* _What the task requires_
All of the data below should be written out exactly.
Data listing start
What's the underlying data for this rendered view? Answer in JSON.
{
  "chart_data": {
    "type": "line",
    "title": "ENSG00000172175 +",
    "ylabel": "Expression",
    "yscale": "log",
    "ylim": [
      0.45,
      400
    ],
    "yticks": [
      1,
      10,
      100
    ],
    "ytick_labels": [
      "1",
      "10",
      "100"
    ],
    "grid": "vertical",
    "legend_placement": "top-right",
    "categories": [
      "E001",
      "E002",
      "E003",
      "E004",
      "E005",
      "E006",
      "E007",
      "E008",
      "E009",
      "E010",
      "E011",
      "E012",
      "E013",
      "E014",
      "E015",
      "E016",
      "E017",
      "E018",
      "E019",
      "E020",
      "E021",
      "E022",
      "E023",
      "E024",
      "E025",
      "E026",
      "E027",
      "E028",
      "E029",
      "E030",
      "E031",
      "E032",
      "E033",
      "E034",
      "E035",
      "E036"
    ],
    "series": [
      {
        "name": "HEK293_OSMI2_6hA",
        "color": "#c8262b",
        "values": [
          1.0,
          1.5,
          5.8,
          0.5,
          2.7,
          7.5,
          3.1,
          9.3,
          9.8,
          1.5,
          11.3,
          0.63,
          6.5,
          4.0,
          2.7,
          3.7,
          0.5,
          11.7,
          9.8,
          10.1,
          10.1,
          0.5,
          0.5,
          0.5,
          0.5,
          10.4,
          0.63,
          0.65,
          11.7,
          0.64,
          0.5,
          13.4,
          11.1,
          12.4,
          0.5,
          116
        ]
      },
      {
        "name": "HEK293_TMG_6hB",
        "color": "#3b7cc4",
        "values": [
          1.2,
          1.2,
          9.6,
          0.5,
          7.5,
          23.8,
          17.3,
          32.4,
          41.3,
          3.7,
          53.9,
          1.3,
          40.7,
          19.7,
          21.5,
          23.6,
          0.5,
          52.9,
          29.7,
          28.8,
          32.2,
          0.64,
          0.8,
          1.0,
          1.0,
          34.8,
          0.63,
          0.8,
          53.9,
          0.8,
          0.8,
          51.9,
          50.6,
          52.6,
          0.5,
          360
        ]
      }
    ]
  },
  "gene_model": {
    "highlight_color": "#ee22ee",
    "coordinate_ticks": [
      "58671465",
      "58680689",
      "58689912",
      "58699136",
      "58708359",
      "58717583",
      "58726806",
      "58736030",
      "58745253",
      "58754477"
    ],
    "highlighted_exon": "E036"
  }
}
Data listing end
* _Exercise answer_
What's the underlying data for this rendered view? Answer in JSON.
{
  "chart_data": {
    "type": "line",
    "title": "ENSG00000172175 +",
    "ylabel": "Expression",
    "yscale": "log",
    "ylim": [
      0.45,
      400
    ],
    "yticks": [
      1,
      10,
      100
    ],
    "ytick_labels": [
      "1",
      "10",
      "100"
    ],
    "grid": "vertical",
    "legend_placement": "top-right",
    "categories": [
      "E001",
      "E002",
      "E003",
      "E004",
      "E005",
      "E006",
      "E007",
      "E008",
      "E009",
      "E010",
      "E011",
      "E012",
      "E013",
      "E014",
      "E015",
      "E016",
      "E017",
      "E018",
      "E019",
      "E020",
      "E021",
      "E022",
      "E023",
      "E024",
      "E025",
      "E026",
      "E027",
      "E028",
      "E029",
      "E030",
      "E031",
      "E032",
      "E033",
      "E034",
      "E035",
      "E036"
    ],
    "series": [
      {
        "name": "HEK293_OSMI2_6hA",
        "color": "#c8262b",
        "values": [
          1.0,
          1.5,
          5.8,
          0.5,
          2.7,
          7.5,
          3.1,
          9.3,
          9.8,
          1.5,
          11.3,
          0.63,
          6.5,
          4.0,
          2.7,
          3.7,
          0.5,
          11.7,
          9.8,
          10.1,
          10.1,
          0.5,
          0.5,
          0.5,
          0.5,
          10.4,
          0.63,
          0.65,
          11.7,
          0.64,
          0.5,
          13.4,
          11.1,
          12.4,
          0.5,
          116
        ]
      },
      {
        "name": "HEK293_TMG_6hB",
        "color": "#3b7cc4",
        "values": [
          1.2,
          1.2,
          9.6,
          0.5,
          7.5,
          23.8,
          17.3,
          32.4,
          41.3,
          3.7,
          53.9,
          1.3,
          40.7,
          19.7,
          21.5,
          23.6,
          0.5,
          52.9,
          29.7,
          28.8,
          32.2,
          0.64,
          0.8,
          1.0,
          1.0,
          34.8,
          0.63,
          0.8,
          53.9,
          0.8,
          0.8,
          51.9,
          50.6,
          52.6,
          0.5,
          360
        ]
      }
    ]
  },
  "gene_model": {
    "highlight_color": "#ee22ee",
    "coordinate_ticks": [
      "58671465",
      "58680689",
      "58689912",
      "58699136",
      "58708359",
      "58717583",
      "58726806",
      "58736030",
      "58745253",
      "58754477"
    ],
    "highlighted_exon": "E036"
  }
}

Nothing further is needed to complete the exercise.